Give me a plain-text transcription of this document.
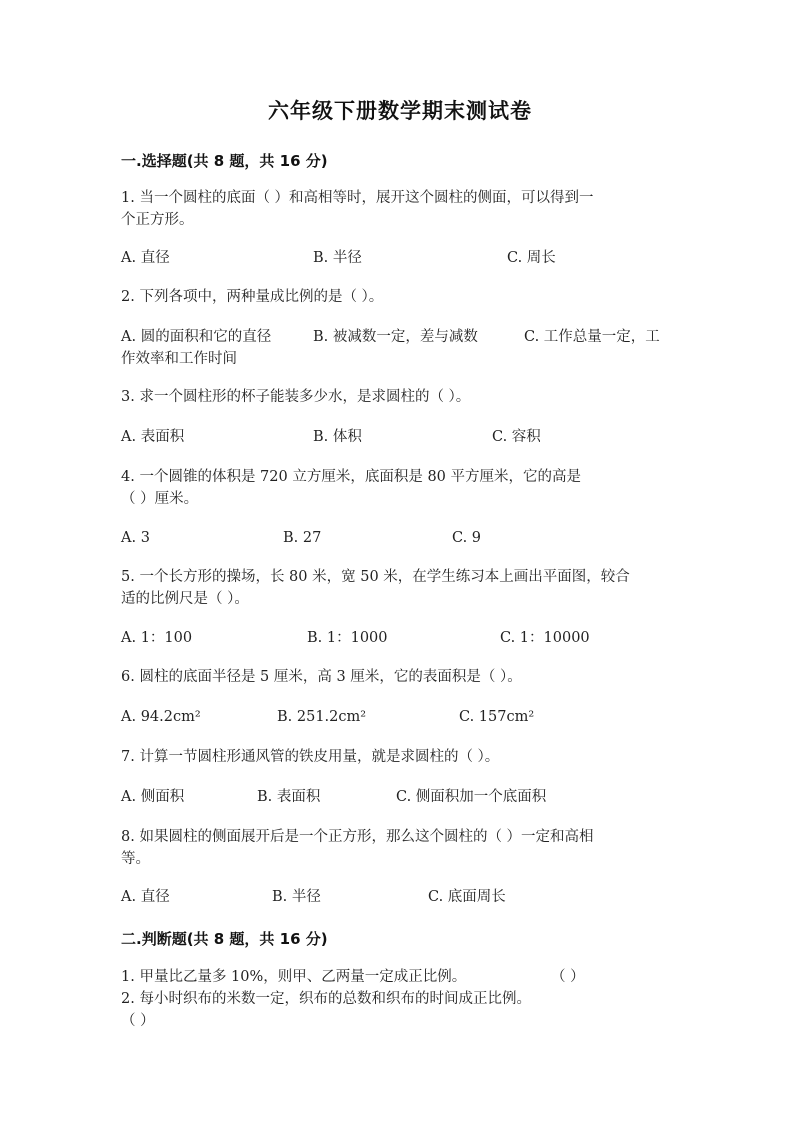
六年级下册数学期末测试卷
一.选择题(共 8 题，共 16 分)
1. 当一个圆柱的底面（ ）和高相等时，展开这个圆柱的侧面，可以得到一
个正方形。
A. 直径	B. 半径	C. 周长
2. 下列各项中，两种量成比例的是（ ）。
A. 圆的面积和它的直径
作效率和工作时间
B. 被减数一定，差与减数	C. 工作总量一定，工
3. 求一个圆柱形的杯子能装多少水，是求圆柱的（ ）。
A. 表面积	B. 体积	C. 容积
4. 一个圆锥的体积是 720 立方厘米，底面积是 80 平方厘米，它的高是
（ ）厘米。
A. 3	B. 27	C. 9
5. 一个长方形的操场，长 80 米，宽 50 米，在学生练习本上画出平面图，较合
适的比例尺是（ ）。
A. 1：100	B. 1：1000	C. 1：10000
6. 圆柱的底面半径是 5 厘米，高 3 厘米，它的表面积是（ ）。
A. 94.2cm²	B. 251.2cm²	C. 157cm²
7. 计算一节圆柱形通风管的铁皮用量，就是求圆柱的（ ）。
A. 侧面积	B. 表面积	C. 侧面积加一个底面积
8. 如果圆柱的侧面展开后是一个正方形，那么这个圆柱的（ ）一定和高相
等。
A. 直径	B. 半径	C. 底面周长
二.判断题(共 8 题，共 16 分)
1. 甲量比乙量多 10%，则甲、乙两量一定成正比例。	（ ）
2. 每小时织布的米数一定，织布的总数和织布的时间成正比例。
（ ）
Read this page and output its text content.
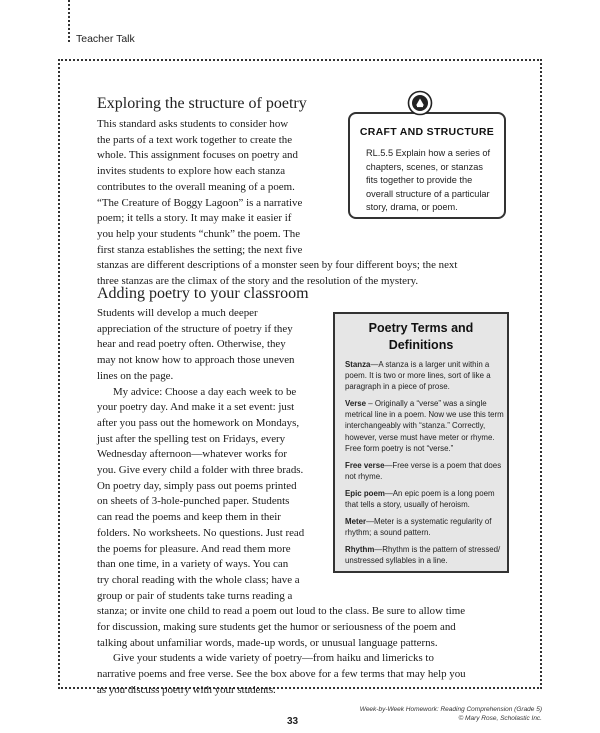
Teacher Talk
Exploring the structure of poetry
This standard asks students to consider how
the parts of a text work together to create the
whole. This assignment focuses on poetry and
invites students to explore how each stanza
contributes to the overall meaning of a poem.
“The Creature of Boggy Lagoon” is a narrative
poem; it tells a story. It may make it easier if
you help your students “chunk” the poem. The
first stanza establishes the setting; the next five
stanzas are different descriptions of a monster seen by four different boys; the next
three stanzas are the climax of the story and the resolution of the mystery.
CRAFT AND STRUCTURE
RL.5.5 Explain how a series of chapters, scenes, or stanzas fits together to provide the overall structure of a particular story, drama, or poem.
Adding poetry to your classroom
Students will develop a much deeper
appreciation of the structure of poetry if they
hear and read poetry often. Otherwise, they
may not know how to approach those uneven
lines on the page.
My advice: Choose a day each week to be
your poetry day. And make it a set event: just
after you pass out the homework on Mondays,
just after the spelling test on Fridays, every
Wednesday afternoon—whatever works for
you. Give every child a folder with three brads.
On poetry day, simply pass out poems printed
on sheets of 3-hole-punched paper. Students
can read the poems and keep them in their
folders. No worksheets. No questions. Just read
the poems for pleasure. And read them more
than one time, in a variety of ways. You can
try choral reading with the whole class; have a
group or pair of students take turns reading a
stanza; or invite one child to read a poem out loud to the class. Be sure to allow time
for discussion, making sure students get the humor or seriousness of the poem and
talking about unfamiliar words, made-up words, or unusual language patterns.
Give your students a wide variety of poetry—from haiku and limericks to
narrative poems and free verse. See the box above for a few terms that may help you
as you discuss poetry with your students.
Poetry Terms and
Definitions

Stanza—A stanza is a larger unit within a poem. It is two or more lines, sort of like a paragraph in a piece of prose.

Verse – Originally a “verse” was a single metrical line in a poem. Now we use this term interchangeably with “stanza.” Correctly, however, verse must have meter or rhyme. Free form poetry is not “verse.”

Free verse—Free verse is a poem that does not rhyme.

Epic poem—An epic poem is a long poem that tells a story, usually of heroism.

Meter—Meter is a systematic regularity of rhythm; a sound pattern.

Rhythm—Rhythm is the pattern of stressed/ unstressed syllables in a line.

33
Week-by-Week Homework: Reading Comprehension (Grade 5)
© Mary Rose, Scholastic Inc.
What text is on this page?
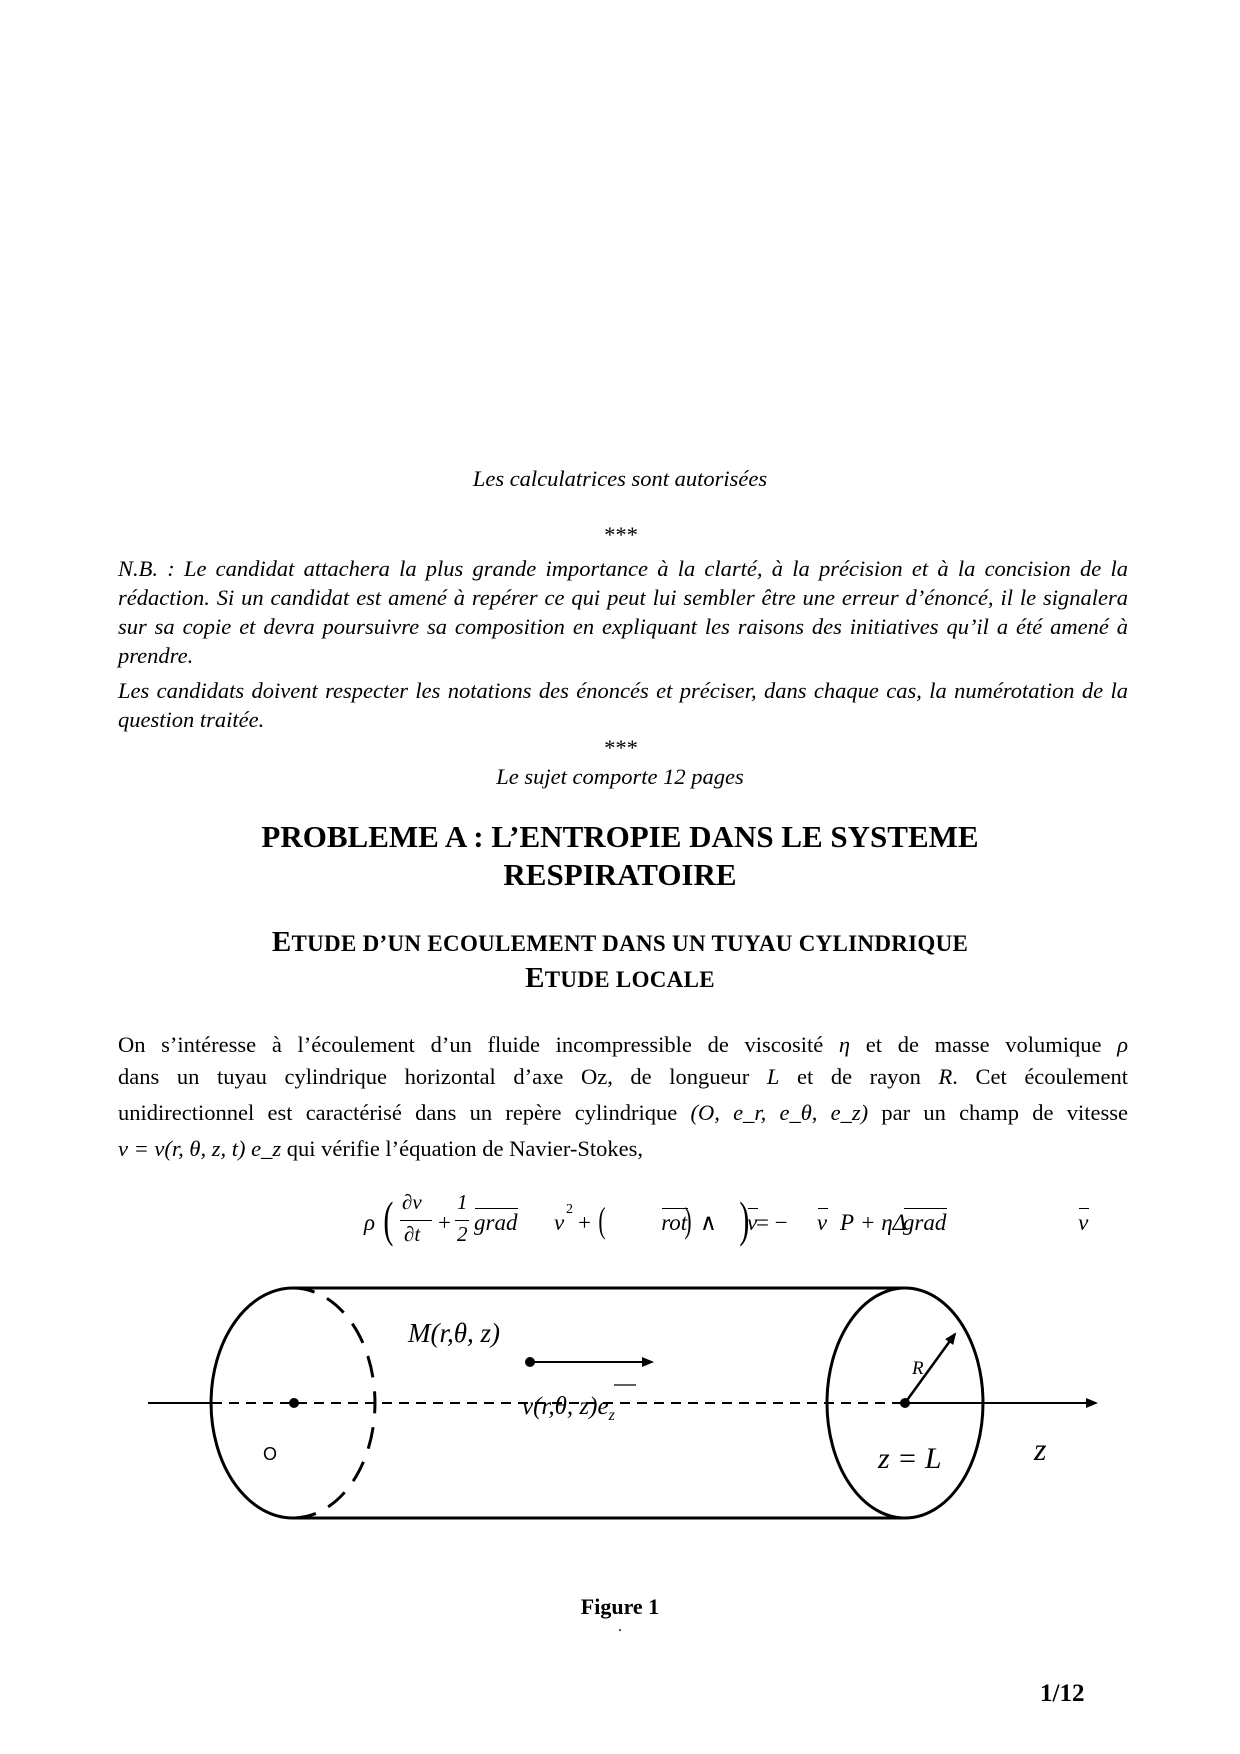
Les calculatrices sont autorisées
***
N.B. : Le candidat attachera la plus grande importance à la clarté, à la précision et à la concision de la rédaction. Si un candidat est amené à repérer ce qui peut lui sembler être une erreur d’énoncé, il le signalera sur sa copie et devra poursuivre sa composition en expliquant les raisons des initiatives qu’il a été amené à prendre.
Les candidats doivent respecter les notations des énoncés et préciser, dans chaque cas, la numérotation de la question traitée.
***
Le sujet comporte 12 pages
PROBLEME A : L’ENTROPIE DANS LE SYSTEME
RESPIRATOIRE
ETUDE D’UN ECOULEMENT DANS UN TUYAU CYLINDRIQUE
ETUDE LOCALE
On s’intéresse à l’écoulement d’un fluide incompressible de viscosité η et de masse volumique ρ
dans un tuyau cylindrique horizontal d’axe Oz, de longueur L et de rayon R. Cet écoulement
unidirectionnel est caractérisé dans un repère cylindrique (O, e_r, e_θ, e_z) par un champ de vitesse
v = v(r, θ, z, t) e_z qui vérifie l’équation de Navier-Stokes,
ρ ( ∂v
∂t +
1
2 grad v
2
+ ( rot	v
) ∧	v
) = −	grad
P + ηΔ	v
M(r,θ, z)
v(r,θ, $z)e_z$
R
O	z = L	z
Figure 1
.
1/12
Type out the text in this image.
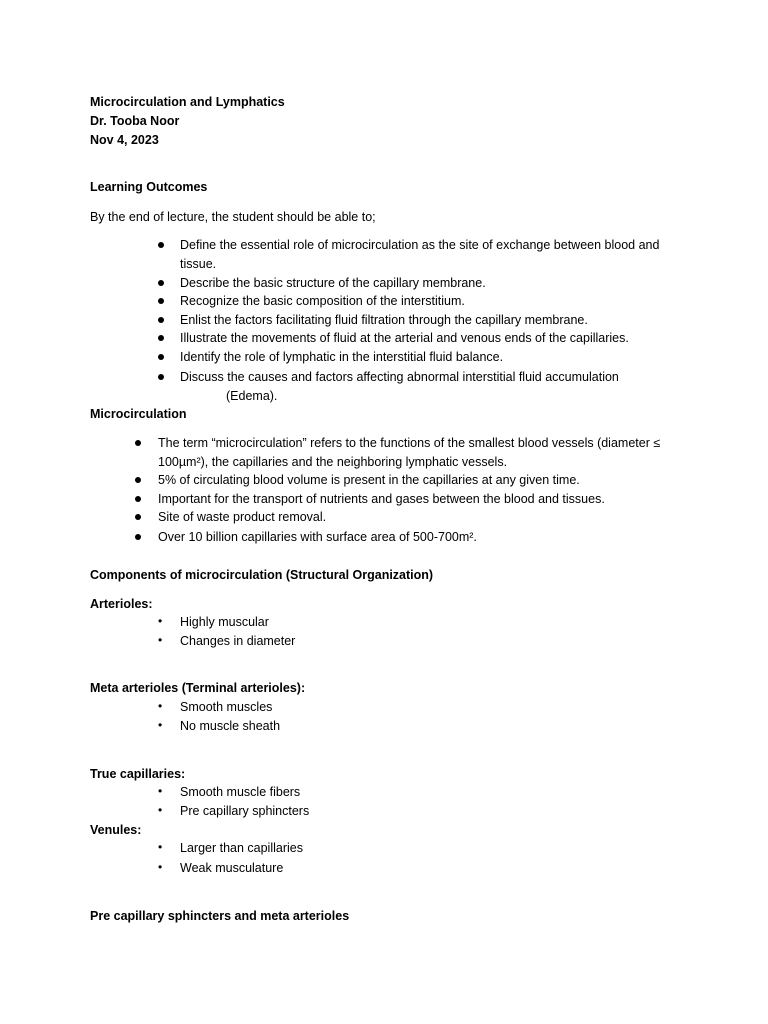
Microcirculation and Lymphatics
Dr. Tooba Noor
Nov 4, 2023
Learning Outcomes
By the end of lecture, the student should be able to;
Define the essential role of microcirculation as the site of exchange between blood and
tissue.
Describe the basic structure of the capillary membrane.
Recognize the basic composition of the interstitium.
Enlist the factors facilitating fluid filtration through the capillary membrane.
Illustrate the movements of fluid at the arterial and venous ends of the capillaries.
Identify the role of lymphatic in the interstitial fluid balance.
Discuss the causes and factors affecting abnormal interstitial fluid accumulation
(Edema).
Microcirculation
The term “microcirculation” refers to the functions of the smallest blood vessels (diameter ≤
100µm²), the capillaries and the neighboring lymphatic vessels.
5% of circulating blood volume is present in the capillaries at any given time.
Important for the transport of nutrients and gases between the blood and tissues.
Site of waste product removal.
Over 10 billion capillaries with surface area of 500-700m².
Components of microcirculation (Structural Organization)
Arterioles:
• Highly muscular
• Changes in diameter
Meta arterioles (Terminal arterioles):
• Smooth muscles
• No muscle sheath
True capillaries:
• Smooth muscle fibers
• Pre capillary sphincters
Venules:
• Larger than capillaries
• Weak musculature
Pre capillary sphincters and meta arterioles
════════
Output the material word for word, omitting its pictures.

Give me a plain-text transcription of this document.
六年级下册数学期末测试卷
一.选择题(共 8 题，共 16 分)
1. 当一个圆柱的底面（ ）和高相等时，展开这个圆柱的侧面，可以得到一
个正方形。
A. 直径	B. 半径	C. 周长
2. 下列各项中，两种量成比例的是（ ）。
A. 圆的面积和它的直径
作效率和工作时间
B. 被减数一定，差与减数	C. 工作总量一定，工
3. 求一个圆柱形的杯子能装多少水，是求圆柱的（ ）。
A. 表面积	B. 体积	C. 容积
4. 一个圆锥的体积是 720 立方厘米，底面积是 80 平方厘米，它的高是
（ ）厘米。
A. 3	B. 27	C. 9
5. 一个长方形的操场，长 80 米，宽 50 米，在学生练习本上画出平面图，较合
适的比例尺是（ ）。
A. 1：100	B. 1：1000	C. 1：10000
6. 圆柱的底面半径是 5 厘米，高 3 厘米，它的表面积是（ ）。
A. 94.2cm²	B. 251.2cm²	C. 157cm²
7. 计算一节圆柱形通风管的铁皮用量，就是求圆柱的（ ）。
A. 侧面积	B. 表面积	C. 侧面积加一个底面积
8. 如果圆柱的侧面展开后是一个正方形，那么这个圆柱的（ ）一定和高相
等。
A. 直径	B. 半径	C. 底面周长
二.判断题(共 8 题，共 16 分)
1. 甲量比乙量多 10%，则甲、乙两量一定成正比例。	（ ）
2. 每小时织布的米数一定，织布的总数和织布的时间成正比例。
（ ）
Read this page and output its text content.
Teacher Talk
Exploring the structure of poetry
This standard asks students to consider how
the parts of a text work together to create the
whole. This assignment focuses on poetry and
invites students to explore how each stanza
contributes to the overall meaning of a poem.
“The Creature of Boggy Lagoon” is a narrative
poem; it tells a story. It may make it easier if
you help your students “chunk” the poem. The
first stanza establishes the setting; the next five
stanzas are different descriptions of a monster seen by four different boys; the next
three stanzas are the climax of the story and the resolution of the mystery.
CRAFT AND STRUCTURE
RL.5.5 Explain how a series of chapters, scenes, or stanzas fits together to provide the overall structure of a particular story, drama, or poem.
Adding poetry to your classroom
Students will develop a much deeper
appreciation of the structure of poetry if they
hear and read poetry often. Otherwise, they
may not know how to approach those uneven
lines on the page.
My advice: Choose a day each week to be
your poetry day. And make it a set event: just
after you pass out the homework on Mondays,
just after the spelling test on Fridays, every
Wednesday afternoon—whatever works for
you. Give every child a folder with three brads.
On poetry day, simply pass out poems printed
on sheets of 3-hole-punched paper. Students
can read the poems and keep them in their
folders. No worksheets. No questions. Just read
the poems for pleasure. And read them more
than one time, in a variety of ways. You can
try choral reading with the whole class; have a
group or pair of students take turns reading a
stanza; or invite one child to read a poem out loud to the class. Be sure to allow time
for discussion, making sure students get the humor or seriousness of the poem and
talking about unfamiliar words, made-up words, or unusual language patterns.
Give your students a wide variety of poetry—from haiku and limericks to
narrative poems and free verse. See the box above for a few terms that may help you
as you discuss poetry with your students.
Poetry Terms and
Definitions

Stanza—A stanza is a larger unit within a poem. It is two or more lines, sort of like a paragraph in a piece of prose.

Verse – Originally a “verse” was a single metrical line in a poem. Now we use this term interchangeably with “stanza.” Correctly, however, verse must have meter or rhyme. Free form poetry is not “verse.”

Free verse—Free verse is a poem that does not rhyme.

Epic poem—An epic poem is a long poem that tells a story, usually of heroism.

Meter—Meter is a systematic regularity of rhythm; a sound pattern.

Rhythm—Rhythm is the pattern of stressed/ unstressed syllables in a line.

33
Week-by-Week Homework: Reading Comprehension (Grade 5)
© Mary Rose, Scholastic Inc.
What text is on this page?
Les calculatrices sont autorisées
***
N.B. : Le candidat attachera la plus grande importance à la clarté, à la précision et à la concision de la rédaction. Si un candidat est amené à repérer ce qui peut lui sembler être une erreur d’énoncé, il le signalera sur sa copie et devra poursuivre sa composition en expliquant les raisons des initiatives qu’il a été amené à prendre.
Les candidats doivent respecter les notations des énoncés et préciser, dans chaque cas, la numérotation de la question traitée.
***
Le sujet comporte 12 pages
PROBLEME A : L’ENTROPIE DANS LE SYSTEME
RESPIRATOIRE
ETUDE D’UN ECOULEMENT DANS UN TUYAU CYLINDRIQUE
ETUDE LOCALE
On s’intéresse à l’écoulement d’un fluide incompressible de viscosité η et de masse volumique ρ
dans un tuyau cylindrique horizontal d’axe Oz, de longueur L et de rayon R. Cet écoulement
unidirectionnel est caractérisé dans un repère cylindrique (O, e_r, e_θ, e_z) par un champ de vitesse
v = v(r, θ, z, t) e_z qui vérifie l’équation de Navier-Stokes,
ρ ( ∂v
∂t +
1
2 grad v
2
+ ( rot	v
) ∧	v
) = −	grad
P + ηΔ	v
M(r,θ, z)
v(r,θ, $z)e_z$
R
O	z = L	z
Figure 1
.
1/12
Type out the text in this image.
Microcirculation and Lymphatics
Dr. Tooba Noor
Nov 4, 2023
Learning Outcomes
By the end of lecture, the student should be able to;
Define the essential role of microcirculation as the site of exchange between blood and
tissue.
Describe the basic structure of the capillary membrane.
Recognize the basic composition of the interstitium.
Enlist the factors facilitating fluid filtration through the capillary membrane.
Illustrate the movements of fluid at the arterial and venous ends of the capillaries.
Identify the role of lymphatic in the interstitial fluid balance.
Discuss the causes and factors affecting abnormal interstitial fluid accumulation
(Edema).
Microcirculation
The term “microcirculation” refers to the functions of the smallest blood vessels (diameter ≤
100µm²), the capillaries and the neighboring lymphatic vessels.
5% of circulating blood volume is present in the capillaries at any given time.
Important for the transport of nutrients and gases between the blood and tissues.
Site of waste product removal.
Over 10 billion capillaries with surface area of 500-700m².
Components of microcirculation (Structural Organization)
Arterioles:
• Highly muscular
• Changes in diameter
Meta arterioles (Terminal arterioles):
• Smooth muscles
• No muscle sheath
True capillaries:
• Smooth muscle fibers
• Pre capillary sphincters
Venules:
• Larger than capillaries
• Weak musculature
Pre capillary sphincters and meta arterioles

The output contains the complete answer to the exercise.